-- Dataset entries --
--------

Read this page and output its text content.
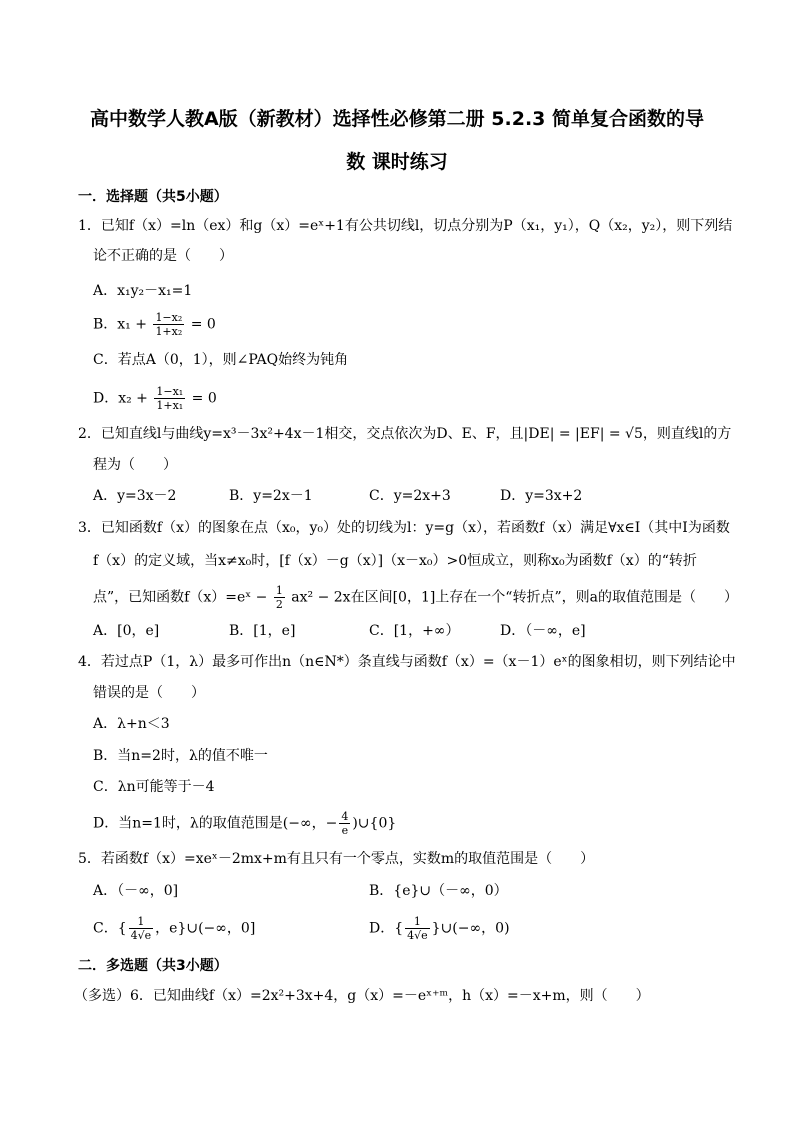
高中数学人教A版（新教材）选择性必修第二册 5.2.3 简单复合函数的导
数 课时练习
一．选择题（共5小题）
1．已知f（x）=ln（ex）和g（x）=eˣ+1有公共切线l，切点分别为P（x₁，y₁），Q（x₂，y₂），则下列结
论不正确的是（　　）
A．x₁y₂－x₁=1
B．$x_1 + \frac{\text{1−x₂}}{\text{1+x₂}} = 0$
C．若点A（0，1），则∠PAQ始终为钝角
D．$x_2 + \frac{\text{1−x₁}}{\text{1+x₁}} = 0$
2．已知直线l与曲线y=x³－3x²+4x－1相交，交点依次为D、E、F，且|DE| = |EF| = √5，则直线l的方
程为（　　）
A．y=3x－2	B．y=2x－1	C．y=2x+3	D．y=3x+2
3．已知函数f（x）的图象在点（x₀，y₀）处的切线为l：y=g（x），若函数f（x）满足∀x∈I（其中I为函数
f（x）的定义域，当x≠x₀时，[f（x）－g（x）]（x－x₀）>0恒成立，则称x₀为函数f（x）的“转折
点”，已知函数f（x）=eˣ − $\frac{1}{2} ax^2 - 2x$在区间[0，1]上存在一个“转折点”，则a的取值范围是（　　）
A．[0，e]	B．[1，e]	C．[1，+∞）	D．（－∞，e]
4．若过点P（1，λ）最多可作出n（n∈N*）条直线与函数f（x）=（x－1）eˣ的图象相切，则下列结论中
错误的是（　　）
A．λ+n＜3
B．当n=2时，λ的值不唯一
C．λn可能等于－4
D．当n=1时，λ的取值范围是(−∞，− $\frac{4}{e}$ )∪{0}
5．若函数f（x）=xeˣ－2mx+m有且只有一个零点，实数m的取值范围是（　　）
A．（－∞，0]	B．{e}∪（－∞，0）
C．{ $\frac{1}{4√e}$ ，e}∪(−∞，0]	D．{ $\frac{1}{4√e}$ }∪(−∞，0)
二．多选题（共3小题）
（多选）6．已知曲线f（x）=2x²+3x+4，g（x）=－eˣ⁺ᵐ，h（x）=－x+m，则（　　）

--------

Give all the entries again exactly, dropping each picture.

-- Reply to the exercise --
Read this page and output its text content.
高中数学人教A版（新教材）选择性必修第二册 5.2.3 简单复合函数的导
数 课时练习
一．选择题（共5小题）
1．已知f（x）=ln（ex）和g（x）=eˣ+1有公共切线l，切点分别为P（x₁，y₁），Q（x₂，y₂），则下列结
论不正确的是（　　）
A．x₁y₂－x₁=1
B．$x_1 + \frac{\text{1−x₂}}{\text{1+x₂}} = 0$
C．若点A（0，1），则∠PAQ始终为钝角
D．$x_2 + \frac{\text{1−x₁}}{\text{1+x₁}} = 0$
2．已知直线l与曲线y=x³－3x²+4x－1相交，交点依次为D、E、F，且|DE| = |EF| = √5，则直线l的方
程为（　　）
A．y=3x－2	B．y=2x－1	C．y=2x+3	D．y=3x+2
3．已知函数f（x）的图象在点（x₀，y₀）处的切线为l：y=g（x），若函数f（x）满足∀x∈I（其中I为函数
f（x）的定义域，当x≠x₀时，[f（x）－g（x）]（x－x₀）>0恒成立，则称x₀为函数f（x）的“转折
点”，已知函数f（x）=eˣ − $\frac{1}{2} ax^2 - 2x$在区间[0，1]上存在一个“转折点”，则a的取值范围是（　　）
A．[0，e]	B．[1，e]	C．[1，+∞）	D．（－∞，e]
4．若过点P（1，λ）最多可作出n（n∈N*）条直线与函数f（x）=（x－1）eˣ的图象相切，则下列结论中
错误的是（　　）
A．λ+n＜3
B．当n=2时，λ的值不唯一
C．λn可能等于－4
D．当n=1时，λ的取值范围是(−∞，− $\frac{4}{e}$ )∪{0}
5．若函数f（x）=xeˣ－2mx+m有且只有一个零点，实数m的取值范围是（　　）
A．（－∞，0]	B．{e}∪（－∞，0）
C．{ $\frac{1}{4√e}$ ，e}∪(−∞，0]	D．{ $\frac{1}{4√e}$ }∪(−∞，0)
二．多选题（共3小题）
（多选）6．已知曲线f（x）=2x²+3x+4，g（x）=－eˣ⁺ᵐ，h（x）=－x+m，则（　　）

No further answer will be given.